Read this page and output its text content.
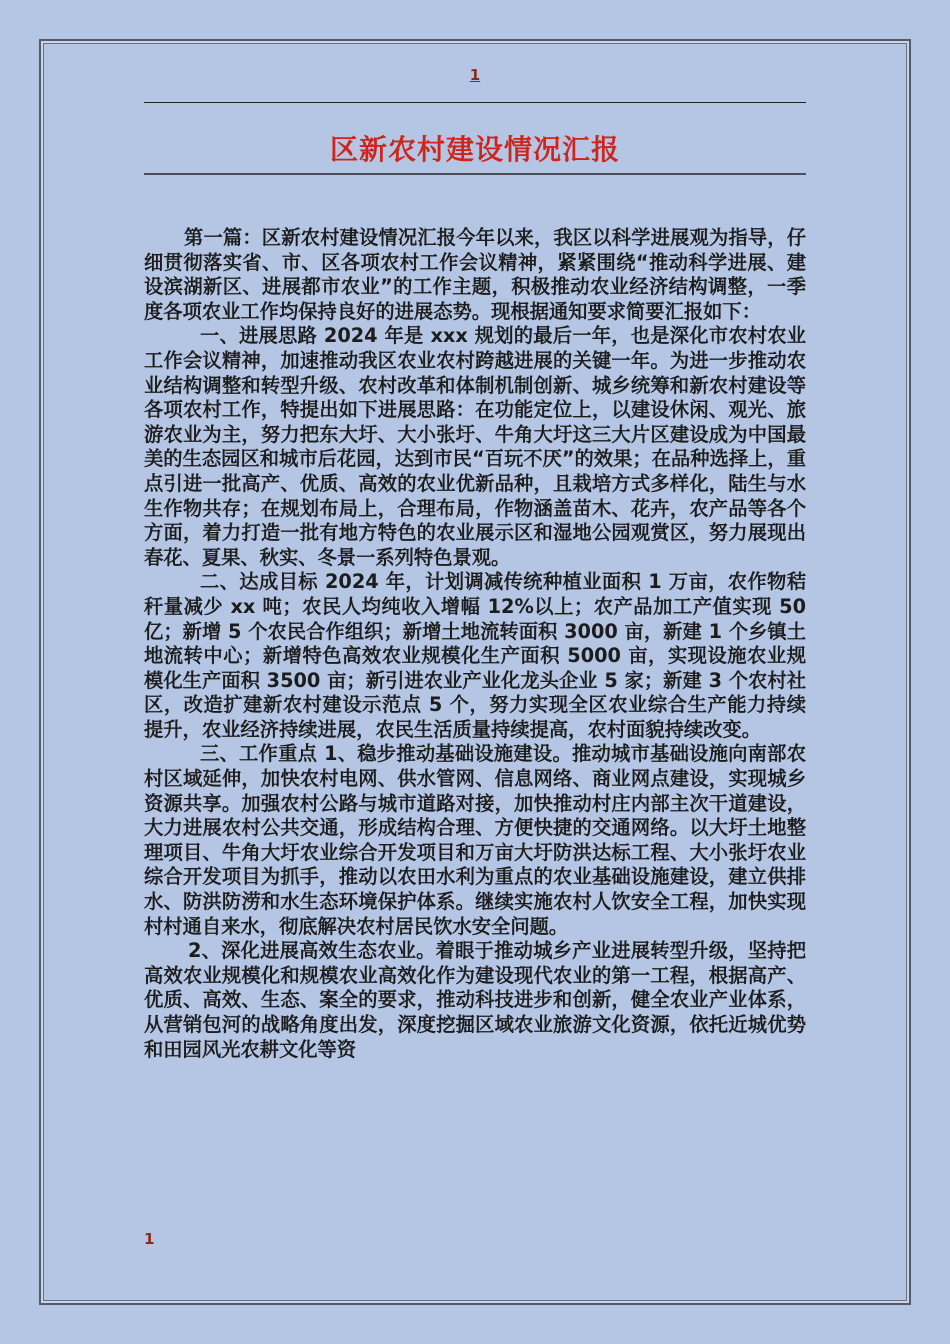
1
区新农村建设情况汇报

第一篇：区新农村建设情况汇报今年以来，我区以科学进展观为指导，仔细贯彻落实省、市、区各项农村工作会议精神，紧紧围绕“推动科学进展、建设滨湖新区、进展都市农业”的工作主题，积极推动农业经济结构调整，一季度各项农业工作均保持良好的进展态势。现根据通知要求简要汇报如下：

一、进展思路 2024 年是 xxx 规划的最后一年，也是深化市农村农业工作会议精神，加速推动我区农业农村跨越进展的关键一年。为进一步推动农业结构调整和转型升级、农村改革和体制机制创新、城乡统筹和新农村建设等各项农村工作，特提出如下进展思路：在功能定位上，以建设休闲、观光、旅游农业为主，努力把东大圩、大小张圩、牛角大圩这三大片区建设成为中国最美的生态园区和城市后花园，达到市民“百玩不厌”的效果；在品种选择上，重点引进一批高产、优质、高效的农业优新品种，且栽培方式多样化，陆生与水生作物共存；在规划布局上，合理布局，作物涵盖苗木、花卉，农产品等各个方面，着力打造一批有地方特色的农业展示区和湿地公园观赏区，努力展现出春花、夏果、秋实、冬景一系列特色景观。

二、达成目标 2024 年，计划调减传统种植业面积 1 万亩，农作物秸秆量减少 xx 吨；农民人均纯收入增幅 12%以上；农产品加工产值实现 50 亿；新增 5 个农民合作组织；新增土地流转面积 3000 亩，新建 1 个乡镇土地流转中心；新增特色高效农业规模化生产面积 5000 亩，实现设施农业规模化生产面积 3500 亩；新引进农业产业化龙头企业 5 家；新建 3 个农村社区，改造扩建新农村建设示范点 5 个，努力实现全区农业综合生产能力持续提升，农业经济持续进展，农民生活质量持续提高，农村面貌持续改变。

三、工作重点 1、稳步推动基础设施建设。推动城市基础设施向南部农村区域延伸，加快农村电网、供水管网、信息网络、商业网点建设，实现城乡资源共享。加强农村公路与城市道路对接，加快推动村庄内部主次干道建设，大力进展农村公共交通，形成结构合理、方便快捷的交通网络。以大圩土地整理项目、牛角大圩农业综合开发项目和万亩大圩防洪达标工程、大小张圩农业综合开发项目为抓手，推动以农田水利为重点的农业基础设施建设，建立供排水、防洪防涝和水生态环境保护体系。继续实施农村人饮安全工程，加快实现村村通自来水，彻底解决农村居民饮水安全问题。

2、深化进展高效生态农业。着眼于推动城乡产业进展转型升级，坚持把高效农业规模化和规模农业高效化作为建设现代农业的第一工程，根据高产、优质、高效、生态、案全的要求，推动科技进步和创新，健全农业产业体系，从营销包河的战略角度出发，深度挖掘区域农业旅游文化资源，依托近城优势和田园风光农耕文化等资

1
_____
#### [Task details]
Copy out every line of the material above exactly, skipping the pictures.

#### [Exercise output]
Read this page and output its text content.
1
区新农村建设情况汇报

第一篇：区新农村建设情况汇报今年以来，我区以科学进展观为指导，仔细贯彻落实省、市、区各项农村工作会议精神，紧紧围绕“推动科学进展、建设滨湖新区、进展都市农业”的工作主题，积极推动农业经济结构调整，一季度各项农业工作均保持良好的进展态势。现根据通知要求简要汇报如下：

一、进展思路 2024 年是 xxx 规划的最后一年，也是深化市农村农业工作会议精神，加速推动我区农业农村跨越进展的关键一年。为进一步推动农业结构调整和转型升级、农村改革和体制机制创新、城乡统筹和新农村建设等各项农村工作，特提出如下进展思路：在功能定位上，以建设休闲、观光、旅游农业为主，努力把东大圩、大小张圩、牛角大圩这三大片区建设成为中国最美的生态园区和城市后花园，达到市民“百玩不厌”的效果；在品种选择上，重点引进一批高产、优质、高效的农业优新品种，且栽培方式多样化，陆生与水生作物共存；在规划布局上，合理布局，作物涵盖苗木、花卉，农产品等各个方面，着力打造一批有地方特色的农业展示区和湿地公园观赏区，努力展现出春花、夏果、秋实、冬景一系列特色景观。

二、达成目标 2024 年，计划调减传统种植业面积 1 万亩，农作物秸秆量减少 xx 吨；农民人均纯收入增幅 12%以上；农产品加工产值实现 50 亿；新增 5 个农民合作组织；新增土地流转面积 3000 亩，新建 1 个乡镇土地流转中心；新增特色高效农业规模化生产面积 5000 亩，实现设施农业规模化生产面积 3500 亩；新引进农业产业化龙头企业 5 家；新建 3 个农村社区，改造扩建新农村建设示范点 5 个，努力实现全区农业综合生产能力持续提升，农业经济持续进展，农民生活质量持续提高，农村面貌持续改变。

三、工作重点 1、稳步推动基础设施建设。推动城市基础设施向南部农村区域延伸，加快农村电网、供水管网、信息网络、商业网点建设，实现城乡资源共享。加强农村公路与城市道路对接，加快推动村庄内部主次干道建设，大力进展农村公共交通，形成结构合理、方便快捷的交通网络。以大圩土地整理项目、牛角大圩农业综合开发项目和万亩大圩防洪达标工程、大小张圩农业综合开发项目为抓手，推动以农田水利为重点的农业基础设施建设，建立供排水、防洪防涝和水生态环境保护体系。继续实施农村人饮安全工程，加快实现村村通自来水，彻底解决农村居民饮水安全问题。

2、深化进展高效生态农业。着眼于推动城乡产业进展转型升级，坚持把高效农业规模化和规模农业高效化作为建设现代农业的第一工程，根据高产、优质、高效、生态、案全的要求，推动科技进步和创新，健全农业产业体系，从营销包河的战略角度出发，深度挖掘区域农业旅游文化资源，依托近城优势和田园风光农耕文化等资

1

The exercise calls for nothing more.